EXERCISE INSTRUCTIONS:
All records below must be retyped exactly.
** Start of RECORDS SHOWN **
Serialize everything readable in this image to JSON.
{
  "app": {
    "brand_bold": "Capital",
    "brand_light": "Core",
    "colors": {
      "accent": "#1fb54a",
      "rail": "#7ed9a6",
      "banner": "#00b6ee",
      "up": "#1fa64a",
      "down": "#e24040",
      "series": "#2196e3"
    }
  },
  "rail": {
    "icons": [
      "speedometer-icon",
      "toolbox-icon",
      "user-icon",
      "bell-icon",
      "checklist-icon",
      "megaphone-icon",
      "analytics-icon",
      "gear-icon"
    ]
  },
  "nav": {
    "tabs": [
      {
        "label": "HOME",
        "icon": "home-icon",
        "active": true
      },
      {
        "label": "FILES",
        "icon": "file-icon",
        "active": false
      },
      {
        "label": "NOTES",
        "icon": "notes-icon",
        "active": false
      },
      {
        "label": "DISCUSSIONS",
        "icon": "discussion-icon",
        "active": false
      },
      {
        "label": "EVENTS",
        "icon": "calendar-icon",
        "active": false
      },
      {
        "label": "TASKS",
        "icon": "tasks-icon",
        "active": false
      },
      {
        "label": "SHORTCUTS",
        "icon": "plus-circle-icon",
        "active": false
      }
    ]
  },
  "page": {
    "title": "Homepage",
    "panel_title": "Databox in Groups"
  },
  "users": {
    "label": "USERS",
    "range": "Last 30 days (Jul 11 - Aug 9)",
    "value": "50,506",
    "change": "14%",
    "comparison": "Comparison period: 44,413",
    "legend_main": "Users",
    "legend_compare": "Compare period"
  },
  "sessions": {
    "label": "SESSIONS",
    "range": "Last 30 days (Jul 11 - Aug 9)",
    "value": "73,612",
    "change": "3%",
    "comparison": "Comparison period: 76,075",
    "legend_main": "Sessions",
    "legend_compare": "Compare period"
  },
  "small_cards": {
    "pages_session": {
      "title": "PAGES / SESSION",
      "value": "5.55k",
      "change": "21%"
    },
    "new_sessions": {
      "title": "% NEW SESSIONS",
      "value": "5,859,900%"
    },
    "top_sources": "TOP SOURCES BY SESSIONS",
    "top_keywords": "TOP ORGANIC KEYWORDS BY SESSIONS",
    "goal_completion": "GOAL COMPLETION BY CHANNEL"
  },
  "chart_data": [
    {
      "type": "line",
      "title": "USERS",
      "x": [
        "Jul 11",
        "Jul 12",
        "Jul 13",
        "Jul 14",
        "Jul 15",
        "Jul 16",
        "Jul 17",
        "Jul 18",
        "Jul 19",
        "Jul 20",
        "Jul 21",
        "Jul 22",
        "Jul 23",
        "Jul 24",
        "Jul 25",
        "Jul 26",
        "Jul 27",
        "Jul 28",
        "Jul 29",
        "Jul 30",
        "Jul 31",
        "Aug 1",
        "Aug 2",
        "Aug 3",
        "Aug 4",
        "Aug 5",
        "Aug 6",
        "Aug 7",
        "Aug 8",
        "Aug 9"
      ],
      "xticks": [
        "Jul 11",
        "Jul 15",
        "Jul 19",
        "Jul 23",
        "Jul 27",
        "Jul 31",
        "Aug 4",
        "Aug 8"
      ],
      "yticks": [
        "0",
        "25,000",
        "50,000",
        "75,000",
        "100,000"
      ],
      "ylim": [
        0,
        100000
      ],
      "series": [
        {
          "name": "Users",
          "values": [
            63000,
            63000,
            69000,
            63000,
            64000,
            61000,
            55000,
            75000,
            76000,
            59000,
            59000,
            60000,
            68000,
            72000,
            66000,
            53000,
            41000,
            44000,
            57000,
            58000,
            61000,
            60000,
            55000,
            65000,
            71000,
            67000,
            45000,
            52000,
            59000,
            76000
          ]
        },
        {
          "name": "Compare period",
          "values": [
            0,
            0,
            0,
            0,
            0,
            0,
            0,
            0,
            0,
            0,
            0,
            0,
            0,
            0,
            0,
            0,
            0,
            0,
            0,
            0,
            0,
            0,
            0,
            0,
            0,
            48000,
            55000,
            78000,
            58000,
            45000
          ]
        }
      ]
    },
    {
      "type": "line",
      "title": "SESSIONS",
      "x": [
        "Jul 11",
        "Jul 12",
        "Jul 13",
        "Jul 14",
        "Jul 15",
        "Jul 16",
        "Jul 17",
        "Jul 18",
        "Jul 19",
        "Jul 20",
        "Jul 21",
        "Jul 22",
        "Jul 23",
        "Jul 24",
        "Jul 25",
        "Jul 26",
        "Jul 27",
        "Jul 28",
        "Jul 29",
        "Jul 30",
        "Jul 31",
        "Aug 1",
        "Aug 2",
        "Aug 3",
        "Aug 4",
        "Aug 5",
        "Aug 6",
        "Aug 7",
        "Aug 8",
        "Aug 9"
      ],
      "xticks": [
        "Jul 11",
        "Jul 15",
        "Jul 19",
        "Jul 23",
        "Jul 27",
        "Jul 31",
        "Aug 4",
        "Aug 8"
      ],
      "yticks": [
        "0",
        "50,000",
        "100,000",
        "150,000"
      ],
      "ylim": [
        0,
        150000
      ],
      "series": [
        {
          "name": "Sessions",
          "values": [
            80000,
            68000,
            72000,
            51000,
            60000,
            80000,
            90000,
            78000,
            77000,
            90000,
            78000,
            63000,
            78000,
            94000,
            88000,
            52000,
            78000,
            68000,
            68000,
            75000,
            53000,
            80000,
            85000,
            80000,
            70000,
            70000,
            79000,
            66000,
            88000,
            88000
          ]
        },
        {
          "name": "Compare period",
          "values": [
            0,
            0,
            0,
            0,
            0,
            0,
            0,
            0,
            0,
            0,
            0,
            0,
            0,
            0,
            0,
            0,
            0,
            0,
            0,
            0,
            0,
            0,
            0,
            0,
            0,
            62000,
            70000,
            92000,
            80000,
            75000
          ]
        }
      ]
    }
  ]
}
** End of RECORDS SHOWN **
FINISHED EXERCISE:
Serialize everything readable in this image to JSON.
{
  "app": {
    "brand_bold": "Capital",
    "brand_light": "Core",
    "colors": {
      "accent": "#1fb54a",
      "rail": "#7ed9a6",
      "banner": "#00b6ee",
      "up": "#1fa64a",
      "down": "#e24040",
      "series": "#2196e3"
    }
  },
  "rail": {
    "icons": [
      "speedometer-icon",
      "toolbox-icon",
      "user-icon",
      "bell-icon",
      "checklist-icon",
      "megaphone-icon",
      "analytics-icon",
      "gear-icon"
    ]
  },
  "nav": {
    "tabs": [
      {
        "label": "HOME",
        "icon": "home-icon",
        "active": true
      },
      {
        "label": "FILES",
        "icon": "file-icon",
        "active": false
      },
      {
        "label": "NOTES",
        "icon": "notes-icon",
        "active": false
      },
      {
        "label": "DISCUSSIONS",
        "icon": "discussion-icon",
        "active": false
      },
      {
        "label": "EVENTS",
        "icon": "calendar-icon",
        "active": false
      },
      {
        "label": "TASKS",
        "icon": "tasks-icon",
        "active": false
      },
      {
        "label": "SHORTCUTS",
        "icon": "plus-circle-icon",
        "active": false
      }
    ]
  },
  "page": {
    "title": "Homepage",
    "panel_title": "Databox in Groups"
  },
  "users": {
    "label": "USERS",
    "range": "Last 30 days (Jul 11 - Aug 9)",
    "value": "50,506",
    "change": "14%",
    "comparison": "Comparison period: 44,413",
    "legend_main": "Users",
    "legend_compare": "Compare period"
  },
  "sessions": {
    "label": "SESSIONS",
    "range": "Last 30 days (Jul 11 - Aug 9)",
    "value": "73,612",
    "change": "3%",
    "comparison": "Comparison period: 76,075",
    "legend_main": "Sessions",
    "legend_compare": "Compare period"
  },
  "small_cards": {
    "pages_session": {
      "title": "PAGES / SESSION",
      "value": "5.55k",
      "change": "21%"
    },
    "new_sessions": {
      "title": "% NEW SESSIONS",
      "value": "5,859,900%"
    },
    "top_sources": "TOP SOURCES BY SESSIONS",
    "top_keywords": "TOP ORGANIC KEYWORDS BY SESSIONS",
    "goal_completion": "GOAL COMPLETION BY CHANNEL"
  },
  "chart_data": [
    {
      "type": "line",
      "title": "USERS",
      "x": [
        "Jul 11",
        "Jul 12",
        "Jul 13",
        "Jul 14",
        "Jul 15",
        "Jul 16",
        "Jul 17",
        "Jul 18",
        "Jul 19",
        "Jul 20",
        "Jul 21",
        "Jul 22",
        "Jul 23",
        "Jul 24",
        "Jul 25",
        "Jul 26",
        "Jul 27",
        "Jul 28",
        "Jul 29",
        "Jul 30",
        "Jul 31",
        "Aug 1",
        "Aug 2",
        "Aug 3",
        "Aug 4",
        "Aug 5",
        "Aug 6",
        "Aug 7",
        "Aug 8",
        "Aug 9"
      ],
      "xticks": [
        "Jul 11",
        "Jul 15",
        "Jul 19",
        "Jul 23",
        "Jul 27",
        "Jul 31",
        "Aug 4",
        "Aug 8"
      ],
      "yticks": [
        "0",
        "25,000",
        "50,000",
        "75,000",
        "100,000"
      ],
      "ylim": [
        0,
        100000
      ],
      "series": [
        {
          "name": "Users",
          "values": [
            63000,
            63000,
            69000,
            63000,
            64000,
            61000,
            55000,
            75000,
            76000,
            59000,
            59000,
            60000,
            68000,
            72000,
            66000,
            53000,
            41000,
            44000,
            57000,
            58000,
            61000,
            60000,
            55000,
            65000,
            71000,
            67000,
            45000,
            52000,
            59000,
            76000
          ]
        },
        {
          "name": "Compare period",
          "values": [
            0,
            0,
            0,
            0,
            0,
            0,
            0,
            0,
            0,
            0,
            0,
            0,
            0,
            0,
            0,
            0,
            0,
            0,
            0,
            0,
            0,
            0,
            0,
            0,
            0,
            48000,
            55000,
            78000,
            58000,
            45000
          ]
        }
      ]
    },
    {
      "type": "line",
      "title": "SESSIONS",
      "x": [
        "Jul 11",
        "Jul 12",
        "Jul 13",
        "Jul 14",
        "Jul 15",
        "Jul 16",
        "Jul 17",
        "Jul 18",
        "Jul 19",
        "Jul 20",
        "Jul 21",
        "Jul 22",
        "Jul 23",
        "Jul 24",
        "Jul 25",
        "Jul 26",
        "Jul 27",
        "Jul 28",
        "Jul 29",
        "Jul 30",
        "Jul 31",
        "Aug 1",
        "Aug 2",
        "Aug 3",
        "Aug 4",
        "Aug 5",
        "Aug 6",
        "Aug 7",
        "Aug 8",
        "Aug 9"
      ],
      "xticks": [
        "Jul 11",
        "Jul 15",
        "Jul 19",
        "Jul 23",
        "Jul 27",
        "Jul 31",
        "Aug 4",
        "Aug 8"
      ],
      "yticks": [
        "0",
        "50,000",
        "100,000",
        "150,000"
      ],
      "ylim": [
        0,
        150000
      ],
      "series": [
        {
          "name": "Sessions",
          "values": [
            80000,
            68000,
            72000,
            51000,
            60000,
            80000,
            90000,
            78000,
            77000,
            90000,
            78000,
            63000,
            78000,
            94000,
            88000,
            52000,
            78000,
            68000,
            68000,
            75000,
            53000,
            80000,
            85000,
            80000,
            70000,
            70000,
            79000,
            66000,
            88000,
            88000
          ]
        },
        {
          "name": "Compare period",
          "values": [
            0,
            0,
            0,
            0,
            0,
            0,
            0,
            0,
            0,
            0,
            0,
            0,
            0,
            0,
            0,
            0,
            0,
            0,
            0,
            0,
            0,
            0,
            0,
            0,
            0,
            62000,
            70000,
            92000,
            80000,
            75000
          ]
        }
      ]
    }
  ]
}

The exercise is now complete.